§ **Your goal**
Will you transcribe the entries that follow, exactly and in full?

§ **Data listing**
:::::

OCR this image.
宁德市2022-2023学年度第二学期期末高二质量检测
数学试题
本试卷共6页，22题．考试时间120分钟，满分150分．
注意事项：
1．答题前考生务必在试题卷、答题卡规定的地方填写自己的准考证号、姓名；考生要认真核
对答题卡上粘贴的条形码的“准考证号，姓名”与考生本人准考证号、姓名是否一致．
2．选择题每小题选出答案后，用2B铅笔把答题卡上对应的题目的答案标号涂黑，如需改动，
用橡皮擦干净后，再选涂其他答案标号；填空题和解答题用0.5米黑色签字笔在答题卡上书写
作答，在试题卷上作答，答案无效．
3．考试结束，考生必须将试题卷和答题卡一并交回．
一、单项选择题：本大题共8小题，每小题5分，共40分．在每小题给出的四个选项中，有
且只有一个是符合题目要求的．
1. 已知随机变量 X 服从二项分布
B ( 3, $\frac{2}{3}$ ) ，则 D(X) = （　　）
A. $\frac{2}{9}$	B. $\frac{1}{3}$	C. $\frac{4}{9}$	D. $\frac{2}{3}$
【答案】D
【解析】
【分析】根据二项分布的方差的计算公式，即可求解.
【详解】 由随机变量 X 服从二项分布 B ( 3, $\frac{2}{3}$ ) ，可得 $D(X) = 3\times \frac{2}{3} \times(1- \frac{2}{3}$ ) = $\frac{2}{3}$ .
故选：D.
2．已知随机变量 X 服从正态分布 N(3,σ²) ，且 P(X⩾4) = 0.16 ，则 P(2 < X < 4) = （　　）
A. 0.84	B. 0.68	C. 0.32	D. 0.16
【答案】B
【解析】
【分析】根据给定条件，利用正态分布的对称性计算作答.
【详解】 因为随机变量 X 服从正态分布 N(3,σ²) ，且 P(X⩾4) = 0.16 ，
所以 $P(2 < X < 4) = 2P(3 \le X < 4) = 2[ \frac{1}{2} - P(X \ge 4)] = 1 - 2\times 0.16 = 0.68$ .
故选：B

:::::

§ **Written answer**
OCR this image.
宁德市2022-2023学年度第二学期期末高二质量检测
数学试题
本试卷共6页，22题．考试时间120分钟，满分150分．
注意事项：
1．答题前考生务必在试题卷、答题卡规定的地方填写自己的准考证号、姓名；考生要认真核
对答题卡上粘贴的条形码的“准考证号，姓名”与考生本人准考证号、姓名是否一致．
2．选择题每小题选出答案后，用2B铅笔把答题卡上对应的题目的答案标号涂黑，如需改动，
用橡皮擦干净后，再选涂其他答案标号；填空题和解答题用0.5米黑色签字笔在答题卡上书写
作答，在试题卷上作答，答案无效．
3．考试结束，考生必须将试题卷和答题卡一并交回．
一、单项选择题：本大题共8小题，每小题5分，共40分．在每小题给出的四个选项中，有
且只有一个是符合题目要求的．
1. 已知随机变量 X 服从二项分布
B ( 3, $\frac{2}{3}$ ) ，则 D(X) = （　　）
A. $\frac{2}{9}$	B. $\frac{1}{3}$	C. $\frac{4}{9}$	D. $\frac{2}{3}$
【答案】D
【解析】
【分析】根据二项分布的方差的计算公式，即可求解.
【详解】 由随机变量 X 服从二项分布 B ( 3, $\frac{2}{3}$ ) ，可得 $D(X) = 3\times \frac{2}{3} \times(1- \frac{2}{3}$ ) = $\frac{2}{3}$ .
故选：D.
2．已知随机变量 X 服从正态分布 N(3,σ²) ，且 P(X⩾4) = 0.16 ，则 P(2 < X < 4) = （　　）
A. 0.84	B. 0.68	C. 0.32	D. 0.16
【答案】B
【解析】
【分析】根据给定条件，利用正态分布的对称性计算作答.
【详解】 因为随机变量 X 服从正态分布 N(3,σ²) ，且 P(X⩾4) = 0.16 ，
所以 $P(2 < X < 4) = 2P(3 \le X < 4) = 2[ \frac{1}{2} - P(X \ge 4)] = 1 - 2\times 0.16 = 0.68$ .
故选：B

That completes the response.